▸ **DATA SUPPLIED**:
==*==
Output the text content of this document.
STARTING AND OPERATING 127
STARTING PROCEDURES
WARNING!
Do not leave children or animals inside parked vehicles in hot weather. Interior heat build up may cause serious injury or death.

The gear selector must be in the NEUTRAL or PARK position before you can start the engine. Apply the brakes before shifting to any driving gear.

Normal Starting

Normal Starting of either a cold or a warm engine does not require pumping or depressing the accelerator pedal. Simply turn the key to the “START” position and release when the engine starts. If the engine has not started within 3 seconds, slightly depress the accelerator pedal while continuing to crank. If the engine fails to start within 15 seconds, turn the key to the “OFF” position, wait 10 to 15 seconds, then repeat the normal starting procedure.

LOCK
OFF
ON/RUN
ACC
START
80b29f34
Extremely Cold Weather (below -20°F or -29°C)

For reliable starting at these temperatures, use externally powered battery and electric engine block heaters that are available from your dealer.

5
==*==
▸ **REQUIRED TASK**:
Check the data for the word "Normal" and pull out the lines that have it.

▸ **PROBLEM SOLUTION**:
Normal Starting
Normal Starting of either a cold or a warm engine does not require pumping or depressing the accelerator pedal. Simply turn the key to the “START” position and release when the engine starts. If the engine has not started within 3 seconds, slightly depress the accelerator pedal while continuing to crank. If the engine fails to start within 15 seconds, turn the key to the “OFF” position, wait 10 to 15 seconds, then repeat the normal starting procedure.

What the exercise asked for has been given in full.